| EXERCISE GOAL |
Omit all images. Write out the rest of the material exactly.

| DATA LINES |
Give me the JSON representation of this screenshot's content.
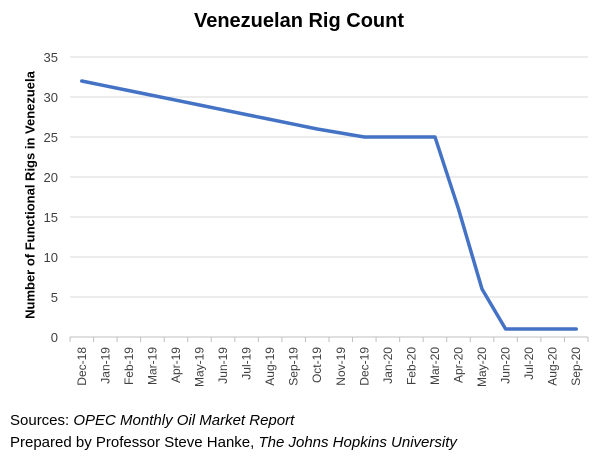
{
  "chart_data": {
    "type": "line",
    "title": "Venezuelan Rig Count",
    "xlabel": "",
    "ylabel": "Number of Functional Rigs in Venezuela",
    "ylim": [
      0,
      35
    ],
    "yticks": [
      0,
      5,
      10,
      15,
      20,
      25,
      30,
      35
    ],
    "grid": true,
    "legend": "none",
    "categories": [
      "Dec-18",
      "Jan-19",
      "Feb-19",
      "Mar-19",
      "Apr-19",
      "May-19",
      "Jun-19",
      "Jul-19",
      "Aug-19",
      "Sep-19",
      "Oct-19",
      "Nov-19",
      "Dec-19",
      "Jan-20",
      "Feb-20",
      "Mar-20",
      "Apr-20",
      "May-20",
      "Jun-20",
      "Jul-20",
      "Aug-20",
      "Sep-20"
    ],
    "series": [
      {
        "color": "#4472C4",
        "values": [
          32,
          31.4,
          30.8,
          30.2,
          29.6,
          29.0,
          28.4,
          27.8,
          27.2,
          26.6,
          26.0,
          25.5,
          25,
          25,
          25,
          25,
          16,
          6,
          1,
          1,
          1,
          1
        ]
      }
    ]
  },
  "footer": {
    "sources_prefix": "Sources: ",
    "sources_report": "OPEC Monthly Oil Market Report",
    "prepared_prefix": "Prepared by Professor Steve Hanke, ",
    "prepared_institution": "The Johns Hopkins University"
  },
  "colors": {
    "line": "#4472C4",
    "grid": "#d9d9d9",
    "axis": "#bfbfbf"
  }
}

| RESULT FOR THIS EXERCISE |
Give me the JSON representation of this screenshot's content.
{
  "chart_data": {
    "type": "line",
    "title": "Venezuelan Rig Count",
    "xlabel": "",
    "ylabel": "Number of Functional Rigs in Venezuela",
    "ylim": [
      0,
      35
    ],
    "yticks": [
      0,
      5,
      10,
      15,
      20,
      25,
      30,
      35
    ],
    "grid": true,
    "legend": "none",
    "categories": [
      "Dec-18",
      "Jan-19",
      "Feb-19",
      "Mar-19",
      "Apr-19",
      "May-19",
      "Jun-19",
      "Jul-19",
      "Aug-19",
      "Sep-19",
      "Oct-19",
      "Nov-19",
      "Dec-19",
      "Jan-20",
      "Feb-20",
      "Mar-20",
      "Apr-20",
      "May-20",
      "Jun-20",
      "Jul-20",
      "Aug-20",
      "Sep-20"
    ],
    "series": [
      {
        "color": "#4472C4",
        "values": [
          32,
          31.4,
          30.8,
          30.2,
          29.6,
          29.0,
          28.4,
          27.8,
          27.2,
          26.6,
          26.0,
          25.5,
          25,
          25,
          25,
          25,
          16,
          6,
          1,
          1,
          1,
          1
        ]
      }
    ]
  },
  "footer": {
    "sources_prefix": "Sources: ",
    "sources_report": "OPEC Monthly Oil Market Report",
    "prepared_prefix": "Prepared by Professor Steve Hanke, ",
    "prepared_institution": "The Johns Hopkins University"
  },
  "colors": {
    "line": "#4472C4",
    "grid": "#d9d9d9",
    "axis": "#bfbfbf"
  }
}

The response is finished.